What needs to be done
Take the entries below and print all of them exactly, please.

────────

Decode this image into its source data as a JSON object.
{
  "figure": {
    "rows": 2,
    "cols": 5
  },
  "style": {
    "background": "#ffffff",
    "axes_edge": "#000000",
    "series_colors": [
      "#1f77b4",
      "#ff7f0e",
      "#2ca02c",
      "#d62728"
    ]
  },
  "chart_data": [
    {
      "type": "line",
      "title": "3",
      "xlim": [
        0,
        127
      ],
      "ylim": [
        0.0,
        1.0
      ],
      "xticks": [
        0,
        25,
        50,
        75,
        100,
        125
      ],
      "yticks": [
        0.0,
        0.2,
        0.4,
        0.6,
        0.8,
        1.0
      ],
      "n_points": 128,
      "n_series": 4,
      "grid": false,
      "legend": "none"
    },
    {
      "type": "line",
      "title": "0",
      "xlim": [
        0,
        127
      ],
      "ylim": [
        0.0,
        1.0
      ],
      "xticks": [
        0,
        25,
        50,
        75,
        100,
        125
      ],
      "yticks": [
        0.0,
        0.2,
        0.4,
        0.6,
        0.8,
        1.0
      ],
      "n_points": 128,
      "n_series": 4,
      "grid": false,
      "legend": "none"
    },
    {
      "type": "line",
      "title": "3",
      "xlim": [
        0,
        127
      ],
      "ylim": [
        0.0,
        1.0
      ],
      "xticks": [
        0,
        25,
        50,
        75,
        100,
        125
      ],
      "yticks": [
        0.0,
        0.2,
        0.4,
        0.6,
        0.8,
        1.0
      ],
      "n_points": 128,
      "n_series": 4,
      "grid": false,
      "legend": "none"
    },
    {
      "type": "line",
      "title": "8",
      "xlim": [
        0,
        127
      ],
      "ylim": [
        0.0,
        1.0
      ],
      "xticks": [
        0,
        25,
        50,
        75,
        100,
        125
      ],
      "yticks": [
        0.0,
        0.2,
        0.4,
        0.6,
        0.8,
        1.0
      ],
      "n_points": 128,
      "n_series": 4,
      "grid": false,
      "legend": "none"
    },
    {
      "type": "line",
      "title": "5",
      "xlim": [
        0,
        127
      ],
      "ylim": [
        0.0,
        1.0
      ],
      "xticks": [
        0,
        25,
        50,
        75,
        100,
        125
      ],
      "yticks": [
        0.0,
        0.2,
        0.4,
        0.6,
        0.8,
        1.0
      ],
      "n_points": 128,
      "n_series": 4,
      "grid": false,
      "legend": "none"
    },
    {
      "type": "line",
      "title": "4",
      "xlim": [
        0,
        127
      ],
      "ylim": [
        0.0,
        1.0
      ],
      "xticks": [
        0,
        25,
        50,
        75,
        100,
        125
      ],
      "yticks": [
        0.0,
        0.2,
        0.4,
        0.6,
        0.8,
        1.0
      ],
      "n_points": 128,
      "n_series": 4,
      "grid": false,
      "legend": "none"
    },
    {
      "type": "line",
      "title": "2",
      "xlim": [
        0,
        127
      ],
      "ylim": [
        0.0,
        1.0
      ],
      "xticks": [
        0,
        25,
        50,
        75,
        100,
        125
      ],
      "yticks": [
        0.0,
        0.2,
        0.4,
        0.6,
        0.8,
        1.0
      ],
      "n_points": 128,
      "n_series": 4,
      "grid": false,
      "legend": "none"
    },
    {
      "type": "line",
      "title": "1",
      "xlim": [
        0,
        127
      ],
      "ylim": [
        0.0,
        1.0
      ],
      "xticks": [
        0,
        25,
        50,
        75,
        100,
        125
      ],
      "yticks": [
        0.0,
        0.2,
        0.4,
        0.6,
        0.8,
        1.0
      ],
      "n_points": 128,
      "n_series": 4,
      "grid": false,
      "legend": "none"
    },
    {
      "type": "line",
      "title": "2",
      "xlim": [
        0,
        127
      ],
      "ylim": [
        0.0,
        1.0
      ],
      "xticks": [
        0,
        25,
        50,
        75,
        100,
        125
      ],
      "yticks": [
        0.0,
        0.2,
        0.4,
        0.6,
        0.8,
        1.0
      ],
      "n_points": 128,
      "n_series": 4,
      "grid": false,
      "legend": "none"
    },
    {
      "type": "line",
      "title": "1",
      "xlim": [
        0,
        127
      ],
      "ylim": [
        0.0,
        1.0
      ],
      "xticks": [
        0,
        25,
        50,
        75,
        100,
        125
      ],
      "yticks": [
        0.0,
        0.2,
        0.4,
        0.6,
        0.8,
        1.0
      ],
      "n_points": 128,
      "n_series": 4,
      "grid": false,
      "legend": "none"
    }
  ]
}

────────

Task solution
Decode this image into its source data as a JSON object.
{
  "figure": {
    "rows": 2,
    "cols": 5
  },
  "style": {
    "background": "#ffffff",
    "axes_edge": "#000000",
    "series_colors": [
      "#1f77b4",
      "#ff7f0e",
      "#2ca02c",
      "#d62728"
    ]
  },
  "chart_data": [
    {
      "type": "line",
      "title": "3",
      "xlim": [
        0,
        127
      ],
      "ylim": [
        0.0,
        1.0
      ],
      "xticks": [
        0,
        25,
        50,
        75,
        100,
        125
      ],
      "yticks": [
        0.0,
        0.2,
        0.4,
        0.6,
        0.8,
        1.0
      ],
      "n_points": 128,
      "n_series": 4,
      "grid": false,
      "legend": "none"
    },
    {
      "type": "line",
      "title": "0",
      "xlim": [
        0,
        127
      ],
      "ylim": [
        0.0,
        1.0
      ],
      "xticks": [
        0,
        25,
        50,
        75,
        100,
        125
      ],
      "yticks": [
        0.0,
        0.2,
        0.4,
        0.6,
        0.8,
        1.0
      ],
      "n_points": 128,
      "n_series": 4,
      "grid": false,
      "legend": "none"
    },
    {
      "type": "line",
      "title": "3",
      "xlim": [
        0,
        127
      ],
      "ylim": [
        0.0,
        1.0
      ],
      "xticks": [
        0,
        25,
        50,
        75,
        100,
        125
      ],
      "yticks": [
        0.0,
        0.2,
        0.4,
        0.6,
        0.8,
        1.0
      ],
      "n_points": 128,
      "n_series": 4,
      "grid": false,
      "legend": "none"
    },
    {
      "type": "line",
      "title": "8",
      "xlim": [
        0,
        127
      ],
      "ylim": [
        0.0,
        1.0
      ],
      "xticks": [
        0,
        25,
        50,
        75,
        100,
        125
      ],
      "yticks": [
        0.0,
        0.2,
        0.4,
        0.6,
        0.8,
        1.0
      ],
      "n_points": 128,
      "n_series": 4,
      "grid": false,
      "legend": "none"
    },
    {
      "type": "line",
      "title": "5",
      "xlim": [
        0,
        127
      ],
      "ylim": [
        0.0,
        1.0
      ],
      "xticks": [
        0,
        25,
        50,
        75,
        100,
        125
      ],
      "yticks": [
        0.0,
        0.2,
        0.4,
        0.6,
        0.8,
        1.0
      ],
      "n_points": 128,
      "n_series": 4,
      "grid": false,
      "legend": "none"
    },
    {
      "type": "line",
      "title": "4",
      "xlim": [
        0,
        127
      ],
      "ylim": [
        0.0,
        1.0
      ],
      "xticks": [
        0,
        25,
        50,
        75,
        100,
        125
      ],
      "yticks": [
        0.0,
        0.2,
        0.4,
        0.6,
        0.8,
        1.0
      ],
      "n_points": 128,
      "n_series": 4,
      "grid": false,
      "legend": "none"
    },
    {
      "type": "line",
      "title": "2",
      "xlim": [
        0,
        127
      ],
      "ylim": [
        0.0,
        1.0
      ],
      "xticks": [
        0,
        25,
        50,
        75,
        100,
        125
      ],
      "yticks": [
        0.0,
        0.2,
        0.4,
        0.6,
        0.8,
        1.0
      ],
      "n_points": 128,
      "n_series": 4,
      "grid": false,
      "legend": "none"
    },
    {
      "type": "line",
      "title": "1",
      "xlim": [
        0,
        127
      ],
      "ylim": [
        0.0,
        1.0
      ],
      "xticks": [
        0,
        25,
        50,
        75,
        100,
        125
      ],
      "yticks": [
        0.0,
        0.2,
        0.4,
        0.6,
        0.8,
        1.0
      ],
      "n_points": 128,
      "n_series": 4,
      "grid": false,
      "legend": "none"
    },
    {
      "type": "line",
      "title": "2",
      "xlim": [
        0,
        127
      ],
      "ylim": [
        0.0,
        1.0
      ],
      "xticks": [
        0,
        25,
        50,
        75,
        100,
        125
      ],
      "yticks": [
        0.0,
        0.2,
        0.4,
        0.6,
        0.8,
        1.0
      ],
      "n_points": 128,
      "n_series": 4,
      "grid": false,
      "legend": "none"
    },
    {
      "type": "line",
      "title": "1",
      "xlim": [
        0,
        127
      ],
      "ylim": [
        0.0,
        1.0
      ],
      "xticks": [
        0,
        25,
        50,
        75,
        100,
        125
      ],
      "yticks": [
        0.0,
        0.2,
        0.4,
        0.6,
        0.8,
        1.0
      ],
      "n_points": 128,
      "n_series": 4,
      "grid": false,
      "legend": "none"
    }
  ]
}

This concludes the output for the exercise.